▶ _DIRECTIONS_
Each line below either holds the string "screenshot" or doesn't. Count those that do and give only the number.

--- Begin ---

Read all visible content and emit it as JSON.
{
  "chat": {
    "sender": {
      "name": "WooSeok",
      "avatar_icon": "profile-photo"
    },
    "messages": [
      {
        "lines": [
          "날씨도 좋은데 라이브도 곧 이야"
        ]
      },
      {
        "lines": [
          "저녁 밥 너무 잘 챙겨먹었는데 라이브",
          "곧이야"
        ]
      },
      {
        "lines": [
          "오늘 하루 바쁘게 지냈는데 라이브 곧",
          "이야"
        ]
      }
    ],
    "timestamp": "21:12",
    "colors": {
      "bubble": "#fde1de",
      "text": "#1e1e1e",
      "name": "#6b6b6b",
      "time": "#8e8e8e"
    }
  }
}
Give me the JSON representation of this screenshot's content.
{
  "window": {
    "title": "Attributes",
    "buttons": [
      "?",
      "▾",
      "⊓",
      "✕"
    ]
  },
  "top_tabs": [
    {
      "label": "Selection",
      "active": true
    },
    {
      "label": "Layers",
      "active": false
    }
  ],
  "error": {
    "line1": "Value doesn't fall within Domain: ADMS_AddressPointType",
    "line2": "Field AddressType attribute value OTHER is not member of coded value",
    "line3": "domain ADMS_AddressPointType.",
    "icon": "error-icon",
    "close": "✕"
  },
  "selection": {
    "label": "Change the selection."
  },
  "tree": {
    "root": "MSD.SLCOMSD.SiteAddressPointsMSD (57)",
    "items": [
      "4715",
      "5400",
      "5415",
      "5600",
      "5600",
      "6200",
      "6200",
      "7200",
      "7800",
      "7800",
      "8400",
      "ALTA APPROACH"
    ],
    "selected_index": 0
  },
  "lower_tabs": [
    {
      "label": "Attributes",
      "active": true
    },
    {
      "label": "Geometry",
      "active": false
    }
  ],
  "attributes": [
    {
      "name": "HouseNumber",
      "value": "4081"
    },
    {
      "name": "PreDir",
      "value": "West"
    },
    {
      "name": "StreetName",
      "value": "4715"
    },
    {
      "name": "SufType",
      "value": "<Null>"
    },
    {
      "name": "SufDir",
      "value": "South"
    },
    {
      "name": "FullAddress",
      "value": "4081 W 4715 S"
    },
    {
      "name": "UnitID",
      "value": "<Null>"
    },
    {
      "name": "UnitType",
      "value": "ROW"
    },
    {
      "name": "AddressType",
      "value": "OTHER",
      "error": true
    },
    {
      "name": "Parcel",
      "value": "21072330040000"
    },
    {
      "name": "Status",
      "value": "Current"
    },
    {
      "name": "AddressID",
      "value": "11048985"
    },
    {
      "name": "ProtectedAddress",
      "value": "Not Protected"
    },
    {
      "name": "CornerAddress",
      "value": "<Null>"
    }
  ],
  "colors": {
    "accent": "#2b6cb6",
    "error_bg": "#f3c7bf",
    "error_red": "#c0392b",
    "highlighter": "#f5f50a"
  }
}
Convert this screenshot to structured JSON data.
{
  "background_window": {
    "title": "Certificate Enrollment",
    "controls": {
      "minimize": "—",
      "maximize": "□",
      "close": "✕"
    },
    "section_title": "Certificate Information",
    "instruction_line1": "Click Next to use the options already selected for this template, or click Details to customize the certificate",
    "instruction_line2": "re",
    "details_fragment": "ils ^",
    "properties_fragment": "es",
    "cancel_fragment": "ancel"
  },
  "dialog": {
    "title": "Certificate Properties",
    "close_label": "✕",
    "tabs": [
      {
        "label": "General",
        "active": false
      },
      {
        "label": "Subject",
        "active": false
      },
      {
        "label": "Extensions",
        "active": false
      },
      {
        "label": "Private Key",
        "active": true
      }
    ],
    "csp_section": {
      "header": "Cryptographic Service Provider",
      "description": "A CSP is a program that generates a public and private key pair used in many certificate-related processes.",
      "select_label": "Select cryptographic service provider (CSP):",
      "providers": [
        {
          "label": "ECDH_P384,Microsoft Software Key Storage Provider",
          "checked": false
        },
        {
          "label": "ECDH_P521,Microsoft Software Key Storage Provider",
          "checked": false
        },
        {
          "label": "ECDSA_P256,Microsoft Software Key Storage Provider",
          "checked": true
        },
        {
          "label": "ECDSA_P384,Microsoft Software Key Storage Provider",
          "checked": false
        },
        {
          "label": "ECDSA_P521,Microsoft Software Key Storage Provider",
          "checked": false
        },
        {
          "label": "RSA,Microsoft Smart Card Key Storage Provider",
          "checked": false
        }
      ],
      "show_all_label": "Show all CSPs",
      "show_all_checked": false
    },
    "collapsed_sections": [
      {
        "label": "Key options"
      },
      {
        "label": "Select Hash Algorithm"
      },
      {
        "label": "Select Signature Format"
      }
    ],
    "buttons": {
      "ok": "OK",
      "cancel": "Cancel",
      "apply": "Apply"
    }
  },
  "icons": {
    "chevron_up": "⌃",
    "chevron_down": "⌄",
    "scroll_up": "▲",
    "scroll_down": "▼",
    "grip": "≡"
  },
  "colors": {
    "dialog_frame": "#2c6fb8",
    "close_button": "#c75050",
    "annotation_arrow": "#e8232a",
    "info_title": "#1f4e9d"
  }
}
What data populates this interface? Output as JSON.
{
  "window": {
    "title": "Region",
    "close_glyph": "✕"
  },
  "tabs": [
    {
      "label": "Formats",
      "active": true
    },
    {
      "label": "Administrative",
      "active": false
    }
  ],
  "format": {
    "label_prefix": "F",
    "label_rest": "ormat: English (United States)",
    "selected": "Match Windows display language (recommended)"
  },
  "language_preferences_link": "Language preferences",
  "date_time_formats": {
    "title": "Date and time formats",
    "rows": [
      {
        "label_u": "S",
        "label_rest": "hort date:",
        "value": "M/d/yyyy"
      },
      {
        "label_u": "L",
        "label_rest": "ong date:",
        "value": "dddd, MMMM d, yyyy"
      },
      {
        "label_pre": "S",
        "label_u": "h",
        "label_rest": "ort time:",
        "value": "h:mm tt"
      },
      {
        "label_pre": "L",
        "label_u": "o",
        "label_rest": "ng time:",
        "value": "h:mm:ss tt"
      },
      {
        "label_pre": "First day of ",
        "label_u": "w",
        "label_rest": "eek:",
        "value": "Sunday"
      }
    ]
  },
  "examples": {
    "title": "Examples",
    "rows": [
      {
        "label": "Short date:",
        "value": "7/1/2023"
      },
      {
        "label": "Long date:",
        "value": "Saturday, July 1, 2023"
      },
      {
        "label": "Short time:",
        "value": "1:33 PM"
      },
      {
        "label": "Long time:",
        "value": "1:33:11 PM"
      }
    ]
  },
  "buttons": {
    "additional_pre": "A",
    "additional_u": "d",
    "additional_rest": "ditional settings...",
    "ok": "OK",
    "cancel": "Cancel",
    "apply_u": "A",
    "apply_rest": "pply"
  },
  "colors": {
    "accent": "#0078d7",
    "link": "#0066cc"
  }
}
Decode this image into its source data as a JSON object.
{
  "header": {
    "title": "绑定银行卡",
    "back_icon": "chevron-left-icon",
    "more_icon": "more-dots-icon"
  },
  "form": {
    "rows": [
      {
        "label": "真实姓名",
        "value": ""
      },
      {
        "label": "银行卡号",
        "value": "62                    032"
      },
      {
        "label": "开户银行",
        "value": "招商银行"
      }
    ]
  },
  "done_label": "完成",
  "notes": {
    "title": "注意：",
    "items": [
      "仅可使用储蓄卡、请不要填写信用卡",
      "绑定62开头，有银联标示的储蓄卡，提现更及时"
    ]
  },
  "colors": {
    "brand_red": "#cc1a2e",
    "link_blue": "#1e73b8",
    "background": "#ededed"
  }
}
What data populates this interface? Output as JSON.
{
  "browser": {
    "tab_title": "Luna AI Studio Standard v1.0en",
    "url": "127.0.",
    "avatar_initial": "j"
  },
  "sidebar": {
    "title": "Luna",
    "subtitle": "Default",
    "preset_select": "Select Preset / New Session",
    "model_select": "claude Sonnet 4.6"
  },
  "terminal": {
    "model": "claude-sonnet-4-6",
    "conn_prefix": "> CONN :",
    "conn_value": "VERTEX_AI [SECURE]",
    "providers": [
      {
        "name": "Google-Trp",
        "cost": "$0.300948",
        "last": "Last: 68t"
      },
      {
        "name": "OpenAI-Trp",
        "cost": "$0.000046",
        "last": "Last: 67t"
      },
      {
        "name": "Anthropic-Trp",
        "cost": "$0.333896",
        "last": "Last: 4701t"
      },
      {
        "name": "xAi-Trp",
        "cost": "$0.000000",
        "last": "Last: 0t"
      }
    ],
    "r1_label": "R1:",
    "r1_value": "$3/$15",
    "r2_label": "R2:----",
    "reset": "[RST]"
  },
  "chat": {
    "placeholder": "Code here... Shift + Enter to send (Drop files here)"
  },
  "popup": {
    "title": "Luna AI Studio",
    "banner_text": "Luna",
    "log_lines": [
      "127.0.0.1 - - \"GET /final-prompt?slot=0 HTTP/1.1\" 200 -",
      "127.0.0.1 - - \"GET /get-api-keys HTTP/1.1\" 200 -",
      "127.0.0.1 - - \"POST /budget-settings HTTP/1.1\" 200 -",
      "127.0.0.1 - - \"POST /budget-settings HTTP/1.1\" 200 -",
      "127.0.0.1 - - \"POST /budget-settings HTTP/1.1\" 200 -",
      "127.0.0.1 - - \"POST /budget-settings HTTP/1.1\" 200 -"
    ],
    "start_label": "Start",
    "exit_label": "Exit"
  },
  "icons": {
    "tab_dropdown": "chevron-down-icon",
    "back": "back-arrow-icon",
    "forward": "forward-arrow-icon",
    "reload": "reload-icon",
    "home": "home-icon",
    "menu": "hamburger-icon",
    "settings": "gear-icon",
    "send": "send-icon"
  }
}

--- End ---

▶ _RESULT_
2